§ Objective: Please give every line of the rows below as a JSON list of strings, one string per line, with blank lines left out.

(Spatial layout entries)
▬▬▬▬▬▬▬▬▬▬

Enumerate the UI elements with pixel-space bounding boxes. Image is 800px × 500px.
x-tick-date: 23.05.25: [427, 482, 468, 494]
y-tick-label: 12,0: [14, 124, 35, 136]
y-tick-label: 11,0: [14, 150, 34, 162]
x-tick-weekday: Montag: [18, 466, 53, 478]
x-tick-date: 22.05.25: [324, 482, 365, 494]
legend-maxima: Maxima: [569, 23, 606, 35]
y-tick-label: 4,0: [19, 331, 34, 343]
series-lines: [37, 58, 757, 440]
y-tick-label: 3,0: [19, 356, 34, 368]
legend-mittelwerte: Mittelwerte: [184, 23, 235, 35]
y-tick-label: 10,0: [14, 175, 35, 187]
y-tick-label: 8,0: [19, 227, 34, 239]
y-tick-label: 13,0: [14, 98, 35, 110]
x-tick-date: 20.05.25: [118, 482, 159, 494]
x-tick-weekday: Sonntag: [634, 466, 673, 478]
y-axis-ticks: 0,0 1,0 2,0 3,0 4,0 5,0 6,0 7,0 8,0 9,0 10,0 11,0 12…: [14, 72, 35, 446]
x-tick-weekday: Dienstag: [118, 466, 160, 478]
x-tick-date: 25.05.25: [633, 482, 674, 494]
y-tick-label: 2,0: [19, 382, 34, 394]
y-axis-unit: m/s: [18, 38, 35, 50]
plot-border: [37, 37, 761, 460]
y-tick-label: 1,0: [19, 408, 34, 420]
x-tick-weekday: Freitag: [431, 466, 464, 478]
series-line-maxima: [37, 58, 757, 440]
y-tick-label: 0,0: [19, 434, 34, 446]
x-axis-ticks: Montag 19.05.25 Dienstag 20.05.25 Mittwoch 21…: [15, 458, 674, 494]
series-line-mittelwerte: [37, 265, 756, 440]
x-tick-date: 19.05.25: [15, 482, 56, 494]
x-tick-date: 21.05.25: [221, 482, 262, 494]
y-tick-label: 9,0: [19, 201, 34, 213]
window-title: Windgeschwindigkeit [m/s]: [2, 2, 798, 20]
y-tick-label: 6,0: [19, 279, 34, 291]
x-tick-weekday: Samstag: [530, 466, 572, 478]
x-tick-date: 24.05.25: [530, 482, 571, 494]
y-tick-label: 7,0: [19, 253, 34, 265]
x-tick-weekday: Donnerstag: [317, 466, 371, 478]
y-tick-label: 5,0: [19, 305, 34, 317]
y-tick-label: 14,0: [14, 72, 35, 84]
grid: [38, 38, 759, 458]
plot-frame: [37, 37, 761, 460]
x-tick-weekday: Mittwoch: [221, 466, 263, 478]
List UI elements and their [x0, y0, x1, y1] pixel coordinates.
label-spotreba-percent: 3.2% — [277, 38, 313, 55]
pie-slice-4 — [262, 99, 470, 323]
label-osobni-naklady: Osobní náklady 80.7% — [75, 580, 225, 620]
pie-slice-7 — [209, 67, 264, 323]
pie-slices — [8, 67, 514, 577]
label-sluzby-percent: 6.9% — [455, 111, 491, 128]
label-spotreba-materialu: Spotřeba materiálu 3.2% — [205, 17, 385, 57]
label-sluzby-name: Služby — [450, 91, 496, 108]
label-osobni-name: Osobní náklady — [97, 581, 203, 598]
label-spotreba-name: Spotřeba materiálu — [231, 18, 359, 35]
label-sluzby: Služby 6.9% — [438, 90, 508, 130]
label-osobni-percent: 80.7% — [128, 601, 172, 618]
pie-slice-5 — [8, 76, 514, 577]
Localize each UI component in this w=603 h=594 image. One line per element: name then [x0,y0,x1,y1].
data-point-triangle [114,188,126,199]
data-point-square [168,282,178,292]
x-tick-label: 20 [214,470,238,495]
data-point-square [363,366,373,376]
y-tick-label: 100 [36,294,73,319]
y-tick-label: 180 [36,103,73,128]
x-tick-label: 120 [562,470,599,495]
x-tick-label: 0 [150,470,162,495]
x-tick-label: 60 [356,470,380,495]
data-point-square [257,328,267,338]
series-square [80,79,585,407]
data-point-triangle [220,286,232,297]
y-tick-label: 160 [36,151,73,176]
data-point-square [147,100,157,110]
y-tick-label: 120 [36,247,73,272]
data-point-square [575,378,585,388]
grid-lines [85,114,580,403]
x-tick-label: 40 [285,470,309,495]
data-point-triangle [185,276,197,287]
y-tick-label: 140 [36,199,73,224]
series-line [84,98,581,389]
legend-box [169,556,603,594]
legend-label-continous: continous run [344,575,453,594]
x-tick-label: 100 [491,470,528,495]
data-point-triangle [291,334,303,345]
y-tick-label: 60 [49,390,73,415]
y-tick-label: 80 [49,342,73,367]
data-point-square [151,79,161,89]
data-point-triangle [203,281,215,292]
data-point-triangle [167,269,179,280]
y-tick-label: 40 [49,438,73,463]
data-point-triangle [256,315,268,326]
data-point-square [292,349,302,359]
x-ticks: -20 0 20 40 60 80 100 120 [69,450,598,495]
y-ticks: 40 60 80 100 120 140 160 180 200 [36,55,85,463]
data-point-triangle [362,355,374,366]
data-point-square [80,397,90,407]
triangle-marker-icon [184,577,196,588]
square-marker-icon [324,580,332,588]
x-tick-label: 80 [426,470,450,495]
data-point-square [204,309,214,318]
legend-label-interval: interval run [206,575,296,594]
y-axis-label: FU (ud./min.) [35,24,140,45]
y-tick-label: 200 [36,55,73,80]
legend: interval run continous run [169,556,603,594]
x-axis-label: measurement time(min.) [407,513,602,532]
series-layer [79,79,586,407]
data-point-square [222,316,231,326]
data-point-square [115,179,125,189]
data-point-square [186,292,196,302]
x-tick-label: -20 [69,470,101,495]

▬▬▬▬▬▬▬▬▬▬

§ Worked solution:
[
  "Enumerate the UI elements with pixel-space bounding boxes. Image is 800px × 500px.",
  "x-tick-date: 23.05.25: [427, 482, 468, 494]",
  "y-tick-label: 12,0: [14, 124, 35, 136]",
  "y-tick-label: 11,0: [14, 150, 34, 162]",
  "x-tick-weekday: Montag: [18, 466, 53, 478]",
  "x-tick-date: 22.05.25: [324, 482, 365, 494]",
  "legend-maxima: Maxima: [569, 23, 606, 35]",
  "y-tick-label: 4,0: [19, 331, 34, 343]",
  "series-lines: [37, 58, 757, 440]",
  "y-tick-label: 3,0: [19, 356, 34, 368]",
  "legend-mittelwerte: Mittelwerte: [184, 23, 235, 35]",
  "y-tick-label: 10,0: [14, 175, 35, 187]",
  "y-tick-label: 8,0: [19, 227, 34, 239]",
  "y-tick-label: 13,0: [14, 98, 35, 110]",
  "x-tick-date: 20.05.25: [118, 482, 159, 494]",
  "x-tick-weekday: Sonntag: [634, 466, 673, 478]",
  "y-axis-ticks: 0,0 1,0 2,0 3,0 4,0 5,0 6,0 7,0 8,0 9,0 10,0 11,0 12…: [14, 72, 35, 446]",
  "x-tick-weekday: Dienstag: [118, 466, 160, 478]",
  "x-tick-date: 25.05.25: [633, 482, 674, 494]",
  "y-tick-label: 2,0: [19, 382, 34, 394]",
  "y-axis-unit: m/s: [18, 38, 35, 50]",
  "plot-border: [37, 37, 761, 460]",
  "y-tick-label: 1,0: [19, 408, 34, 420]",
  "x-tick-weekday: Freitag: [431, 466, 464, 478]",
  "series-line-maxima: [37, 58, 757, 440]",
  "y-tick-label: 0,0: [19, 434, 34, 446]",
  "x-axis-ticks: Montag 19.05.25 Dienstag 20.05.25 Mittwoch 21…: [15, 458, 674, 494]",
  "series-line-mittelwerte: [37, 265, 756, 440]",
  "x-tick-date: 19.05.25: [15, 482, 56, 494]",
  "x-tick-date: 21.05.25: [221, 482, 262, 494]",
  "y-tick-label: 9,0: [19, 201, 34, 213]",
  "window-title: Windgeschwindigkeit [m/s]: [2, 2, 798, 20]",
  "y-tick-label: 6,0: [19, 279, 34, 291]",
  "x-tick-weekday: Samstag: [530, 466, 572, 478]",
  "x-tick-date: 24.05.25: [530, 482, 571, 494]",
  "y-tick-label: 7,0: [19, 253, 34, 265]",
  "x-tick-weekday: Donnerstag: [317, 466, 371, 478]",
  "y-tick-label: 5,0: [19, 305, 34, 317]",
  "y-tick-label: 14,0: [14, 72, 35, 84]",
  "grid: [38, 38, 759, 458]",
  "plot-frame: [37, 37, 761, 460]",
  "x-tick-weekday: Mittwoch: [221, 466, 263, 478]",
  "List UI elements and their [x0, y0, x1, y1] pixel coordinates.",
  "label-spotreba-percent: 3.2% — [277, 38, 313, 55]",
  "pie-slice-4 — [262, 99, 470, 323]",
  "label-osobni-naklady: Osobní náklady 80.7% — [75, 580, 225, 620]",
  "pie-slice-7 — [209, 67, 264, 323]",
  "pie-slices — [8, 67, 514, 577]",
  "label-sluzby-percent: 6.9% — [455, 111, 491, 128]",
  "label-spotreba-materialu: Spotřeba materiálu 3.2% — [205, 17, 385, 57]",
  "label-sluzby-name: Služby — [450, 91, 496, 108]",
  "label-osobni-name: Osobní náklady — [97, 581, 203, 598]",
  "label-spotreba-name: Spotřeba materiálu — [231, 18, 359, 35]",
  "label-sluzby: Služby 6.9% — [438, 90, 508, 130]",
  "label-osobni-percent: 80.7% — [128, 601, 172, 618]",
  "pie-slice-5 — [8, 76, 514, 577]",
  "Localize each UI component in this w=603 h=594 image. One line per element: name then [x0,y0,x1,y1].",
  "data-point-triangle [114,188,126,199]",
  "data-point-square [168,282,178,292]",
  "x-tick-label: 20 [214,470,238,495]",
  "data-point-square [363,366,373,376]",
  "y-tick-label: 100 [36,294,73,319]",
  "y-tick-label: 180 [36,103,73,128]",
  "x-tick-label: 120 [562,470,599,495]",
  "x-tick-label: 0 [150,470,162,495]",
  "x-tick-label: 60 [356,470,380,495]",
  "data-point-square [257,328,267,338]",
  "series-square [80,79,585,407]",
  "data-point-triangle [220,286,232,297]",
  "y-tick-label: 160 [36,151,73,176]",
  "data-point-square [147,100,157,110]",
  "y-tick-label: 120 [36,247,73,272]",
  "data-point-square [575,378,585,388]",
  "grid-lines [85,114,580,403]",
  "x-tick-label: 40 [285,470,309,495]",
  "data-point-triangle [185,276,197,287]",
  "y-tick-label: 140 [36,199,73,224]",
  "series-line [84,98,581,389]",
  "legend-box [169,556,603,594]",
  "legend-label-continous: continous run [344,575,453,594]",
  "x-tick-label: 100 [491,470,528,495]",
  "data-point-triangle [291,334,303,345]",
  "y-tick-label: 60 [49,390,73,415]",
  "y-tick-label: 80 [49,342,73,367]",
  "data-point-square [151,79,161,89]",
  "data-point-triangle [203,281,215,292]",
  "data-point-triangle [167,269,179,280]",
  "y-tick-label: 40 [49,438,73,463]",
  "data-point-triangle [256,315,268,326]",
  "data-point-square [292,349,302,359]",
  "x-ticks: -20 0 20 40 60 80 100 120 [69,450,598,495]",
  "y-ticks: 40 60 80 100 120 140 160 180 200 [36,55,85,463]",
  "data-point-triangle [362,355,374,366]",
  "data-point-square [80,397,90,407]",
  "triangle-marker-icon [184,577,196,588]",
  "square-marker-icon [324,580,332,588]",
  "x-tick-label: 80 [426,470,450,495]",
  "data-point-square [204,309,214,318]",
  "legend-label-interval: interval run [206,575,296,594]",
  "y-axis-label: FU (ud./min.) [35,24,140,45]",
  "y-tick-label: 200 [36,55,73,80]",
  "legend: interval run continous run [169,556,603,594]",
  "x-axis-label: measurement time(min.) [407,513,602,532]",
  "series-layer [79,79,586,407]",
  "data-point-square [222,316,231,326]",
  "data-point-square [115,179,125,189]",
  "data-point-square [186,292,196,302]",
  "x-tick-label: -20 [69,470,101,495]"
]